**WHAT IS ASKED:** Would you restate all the data that follows, word for word?

**EXCERPTED RECORDS:**

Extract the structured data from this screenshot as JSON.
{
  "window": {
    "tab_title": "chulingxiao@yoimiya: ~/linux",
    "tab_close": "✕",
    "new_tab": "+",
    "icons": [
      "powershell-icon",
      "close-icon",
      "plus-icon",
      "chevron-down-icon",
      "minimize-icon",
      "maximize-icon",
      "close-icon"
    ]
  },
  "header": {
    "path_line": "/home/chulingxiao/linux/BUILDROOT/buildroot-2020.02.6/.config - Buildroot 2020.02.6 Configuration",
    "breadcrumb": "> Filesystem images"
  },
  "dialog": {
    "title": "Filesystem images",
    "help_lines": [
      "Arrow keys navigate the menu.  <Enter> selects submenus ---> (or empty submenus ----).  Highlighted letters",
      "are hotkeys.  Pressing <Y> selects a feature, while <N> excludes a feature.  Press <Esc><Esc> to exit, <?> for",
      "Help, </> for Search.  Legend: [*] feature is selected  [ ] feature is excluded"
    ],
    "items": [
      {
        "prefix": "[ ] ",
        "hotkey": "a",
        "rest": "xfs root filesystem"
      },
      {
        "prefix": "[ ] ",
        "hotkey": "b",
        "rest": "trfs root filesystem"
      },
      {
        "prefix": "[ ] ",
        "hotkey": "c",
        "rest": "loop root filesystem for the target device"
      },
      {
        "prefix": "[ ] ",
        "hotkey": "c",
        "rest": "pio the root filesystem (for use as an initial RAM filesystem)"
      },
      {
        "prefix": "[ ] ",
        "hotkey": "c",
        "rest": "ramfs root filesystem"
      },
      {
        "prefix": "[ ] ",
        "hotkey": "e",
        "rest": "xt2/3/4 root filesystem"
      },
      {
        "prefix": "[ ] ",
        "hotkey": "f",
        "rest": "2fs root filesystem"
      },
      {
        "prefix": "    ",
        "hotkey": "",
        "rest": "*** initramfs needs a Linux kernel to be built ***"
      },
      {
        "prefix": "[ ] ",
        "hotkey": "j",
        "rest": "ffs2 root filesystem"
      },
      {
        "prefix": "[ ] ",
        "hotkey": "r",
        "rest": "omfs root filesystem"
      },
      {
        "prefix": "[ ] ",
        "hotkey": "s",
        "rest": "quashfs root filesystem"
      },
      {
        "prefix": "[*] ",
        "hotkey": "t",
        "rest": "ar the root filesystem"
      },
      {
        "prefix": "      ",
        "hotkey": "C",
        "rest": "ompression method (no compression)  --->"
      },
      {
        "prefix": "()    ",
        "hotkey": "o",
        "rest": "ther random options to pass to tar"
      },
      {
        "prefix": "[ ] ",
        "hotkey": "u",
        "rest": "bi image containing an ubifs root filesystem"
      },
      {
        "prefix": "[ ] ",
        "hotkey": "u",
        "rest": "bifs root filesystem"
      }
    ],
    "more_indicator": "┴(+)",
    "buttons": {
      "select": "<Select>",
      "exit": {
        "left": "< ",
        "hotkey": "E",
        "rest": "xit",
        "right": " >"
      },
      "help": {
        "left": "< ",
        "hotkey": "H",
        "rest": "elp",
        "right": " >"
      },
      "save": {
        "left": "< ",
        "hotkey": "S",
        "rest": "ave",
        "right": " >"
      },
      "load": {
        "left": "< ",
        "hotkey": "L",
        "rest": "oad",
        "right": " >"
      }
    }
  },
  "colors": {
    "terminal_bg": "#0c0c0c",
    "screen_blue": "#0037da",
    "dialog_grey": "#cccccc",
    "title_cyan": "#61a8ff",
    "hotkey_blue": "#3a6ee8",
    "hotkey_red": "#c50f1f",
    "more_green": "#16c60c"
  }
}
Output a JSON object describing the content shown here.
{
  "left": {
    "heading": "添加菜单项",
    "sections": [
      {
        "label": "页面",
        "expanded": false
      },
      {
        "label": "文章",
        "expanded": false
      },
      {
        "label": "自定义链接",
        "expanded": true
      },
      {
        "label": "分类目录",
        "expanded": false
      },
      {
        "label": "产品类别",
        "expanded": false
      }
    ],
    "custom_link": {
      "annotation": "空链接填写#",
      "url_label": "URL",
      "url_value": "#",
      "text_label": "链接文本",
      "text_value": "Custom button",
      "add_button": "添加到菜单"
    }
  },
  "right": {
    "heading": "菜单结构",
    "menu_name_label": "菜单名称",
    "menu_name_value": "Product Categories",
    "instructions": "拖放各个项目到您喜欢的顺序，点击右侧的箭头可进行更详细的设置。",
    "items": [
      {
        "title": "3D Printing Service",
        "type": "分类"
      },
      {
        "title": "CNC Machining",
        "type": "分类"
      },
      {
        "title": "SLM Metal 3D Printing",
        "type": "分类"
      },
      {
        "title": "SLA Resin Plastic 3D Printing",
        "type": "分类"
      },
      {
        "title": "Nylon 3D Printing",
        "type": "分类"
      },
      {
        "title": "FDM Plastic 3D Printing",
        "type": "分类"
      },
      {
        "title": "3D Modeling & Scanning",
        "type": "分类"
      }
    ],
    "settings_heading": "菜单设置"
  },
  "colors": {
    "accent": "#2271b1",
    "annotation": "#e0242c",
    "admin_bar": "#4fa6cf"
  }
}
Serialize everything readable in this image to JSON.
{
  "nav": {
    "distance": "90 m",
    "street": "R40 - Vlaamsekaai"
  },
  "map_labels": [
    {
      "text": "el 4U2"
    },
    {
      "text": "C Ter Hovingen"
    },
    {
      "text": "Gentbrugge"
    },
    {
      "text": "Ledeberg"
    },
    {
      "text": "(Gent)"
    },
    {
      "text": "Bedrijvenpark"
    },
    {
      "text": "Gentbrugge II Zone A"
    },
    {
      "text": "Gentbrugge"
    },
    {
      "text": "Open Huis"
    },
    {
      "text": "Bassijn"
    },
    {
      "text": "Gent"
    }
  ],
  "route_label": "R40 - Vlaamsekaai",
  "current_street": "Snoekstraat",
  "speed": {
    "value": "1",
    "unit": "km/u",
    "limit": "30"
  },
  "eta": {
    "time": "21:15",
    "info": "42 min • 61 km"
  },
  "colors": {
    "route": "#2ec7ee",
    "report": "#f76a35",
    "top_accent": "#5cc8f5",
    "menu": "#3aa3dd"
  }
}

**RESULT OF THE EXERCISE:**
Extract the structured data from this screenshot as JSON.
{
  "window": {
    "tab_title": "chulingxiao@yoimiya: ~/linux",
    "tab_close": "✕",
    "new_tab": "+",
    "icons": [
      "powershell-icon",
      "close-icon",
      "plus-icon",
      "chevron-down-icon",
      "minimize-icon",
      "maximize-icon",
      "close-icon"
    ]
  },
  "header": {
    "path_line": "/home/chulingxiao/linux/BUILDROOT/buildroot-2020.02.6/.config - Buildroot 2020.02.6 Configuration",
    "breadcrumb": "> Filesystem images"
  },
  "dialog": {
    "title": "Filesystem images",
    "help_lines": [
      "Arrow keys navigate the menu.  <Enter> selects submenus ---> (or empty submenus ----).  Highlighted letters",
      "are hotkeys.  Pressing <Y> selects a feature, while <N> excludes a feature.  Press <Esc><Esc> to exit, <?> for",
      "Help, </> for Search.  Legend: [*] feature is selected  [ ] feature is excluded"
    ],
    "items": [
      {
        "prefix": "[ ] ",
        "hotkey": "a",
        "rest": "xfs root filesystem"
      },
      {
        "prefix": "[ ] ",
        "hotkey": "b",
        "rest": "trfs root filesystem"
      },
      {
        "prefix": "[ ] ",
        "hotkey": "c",
        "rest": "loop root filesystem for the target device"
      },
      {
        "prefix": "[ ] ",
        "hotkey": "c",
        "rest": "pio the root filesystem (for use as an initial RAM filesystem)"
      },
      {
        "prefix": "[ ] ",
        "hotkey": "c",
        "rest": "ramfs root filesystem"
      },
      {
        "prefix": "[ ] ",
        "hotkey": "e",
        "rest": "xt2/3/4 root filesystem"
      },
      {
        "prefix": "[ ] ",
        "hotkey": "f",
        "rest": "2fs root filesystem"
      },
      {
        "prefix": "    ",
        "hotkey": "",
        "rest": "*** initramfs needs a Linux kernel to be built ***"
      },
      {
        "prefix": "[ ] ",
        "hotkey": "j",
        "rest": "ffs2 root filesystem"
      },
      {
        "prefix": "[ ] ",
        "hotkey": "r",
        "rest": "omfs root filesystem"
      },
      {
        "prefix": "[ ] ",
        "hotkey": "s",
        "rest": "quashfs root filesystem"
      },
      {
        "prefix": "[*] ",
        "hotkey": "t",
        "rest": "ar the root filesystem"
      },
      {
        "prefix": "      ",
        "hotkey": "C",
        "rest": "ompression method (no compression)  --->"
      },
      {
        "prefix": "()    ",
        "hotkey": "o",
        "rest": "ther random options to pass to tar"
      },
      {
        "prefix": "[ ] ",
        "hotkey": "u",
        "rest": "bi image containing an ubifs root filesystem"
      },
      {
        "prefix": "[ ] ",
        "hotkey": "u",
        "rest": "bifs root filesystem"
      }
    ],
    "more_indicator": "┴(+)",
    "buttons": {
      "select": "<Select>",
      "exit": {
        "left": "< ",
        "hotkey": "E",
        "rest": "xit",
        "right": " >"
      },
      "help": {
        "left": "< ",
        "hotkey": "H",
        "rest": "elp",
        "right": " >"
      },
      "save": {
        "left": "< ",
        "hotkey": "S",
        "rest": "ave",
        "right": " >"
      },
      "load": {
        "left": "< ",
        "hotkey": "L",
        "rest": "oad",
        "right": " >"
      }
    }
  },
  "colors": {
    "terminal_bg": "#0c0c0c",
    "screen_blue": "#0037da",
    "dialog_grey": "#cccccc",
    "title_cyan": "#61a8ff",
    "hotkey_blue": "#3a6ee8",
    "hotkey_red": "#c50f1f",
    "more_green": "#16c60c"
  }
}
Output a JSON object describing the content shown here.
{
  "left": {
    "heading": "添加菜单项",
    "sections": [
      {
        "label": "页面",
        "expanded": false
      },
      {
        "label": "文章",
        "expanded": false
      },
      {
        "label": "自定义链接",
        "expanded": true
      },
      {
        "label": "分类目录",
        "expanded": false
      },
      {
        "label": "产品类别",
        "expanded": false
      }
    ],
    "custom_link": {
      "annotation": "空链接填写#",
      "url_label": "URL",
      "url_value": "#",
      "text_label": "链接文本",
      "text_value": "Custom button",
      "add_button": "添加到菜单"
    }
  },
  "right": {
    "heading": "菜单结构",
    "menu_name_label": "菜单名称",
    "menu_name_value": "Product Categories",
    "instructions": "拖放各个项目到您喜欢的顺序，点击右侧的箭头可进行更详细的设置。",
    "items": [
      {
        "title": "3D Printing Service",
        "type": "分类"
      },
      {
        "title": "CNC Machining",
        "type": "分类"
      },
      {
        "title": "SLM Metal 3D Printing",
        "type": "分类"
      },
      {
        "title": "SLA Resin Plastic 3D Printing",
        "type": "分类"
      },
      {
        "title": "Nylon 3D Printing",
        "type": "分类"
      },
      {
        "title": "FDM Plastic 3D Printing",
        "type": "分类"
      },
      {
        "title": "3D Modeling & Scanning",
        "type": "分类"
      }
    ],
    "settings_heading": "菜单设置"
  },
  "colors": {
    "accent": "#2271b1",
    "annotation": "#e0242c",
    "admin_bar": "#4fa6cf"
  }
}
Serialize everything readable in this image to JSON.
{
  "nav": {
    "distance": "90 m",
    "street": "R40 - Vlaamsekaai"
  },
  "map_labels": [
    {
      "text": "el 4U2"
    },
    {
      "text": "C Ter Hovingen"
    },
    {
      "text": "Gentbrugge"
    },
    {
      "text": "Ledeberg"
    },
    {
      "text": "(Gent)"
    },
    {
      "text": "Bedrijvenpark"
    },
    {
      "text": "Gentbrugge II Zone A"
    },
    {
      "text": "Gentbrugge"
    },
    {
      "text": "Open Huis"
    },
    {
      "text": "Bassijn"
    },
    {
      "text": "Gent"
    }
  ],
  "route_label": "R40 - Vlaamsekaai",
  "current_street": "Snoekstraat",
  "speed": {
    "value": "1",
    "unit": "km/u",
    "limit": "30"
  },
  "eta": {
    "time": "21:15",
    "info": "42 min • 61 km"
  },
  "colors": {
    "route": "#2ec7ee",
    "report": "#f76a35",
    "top_accent": "#5cc8f5",
    "menu": "#3aa3dd"
  }
}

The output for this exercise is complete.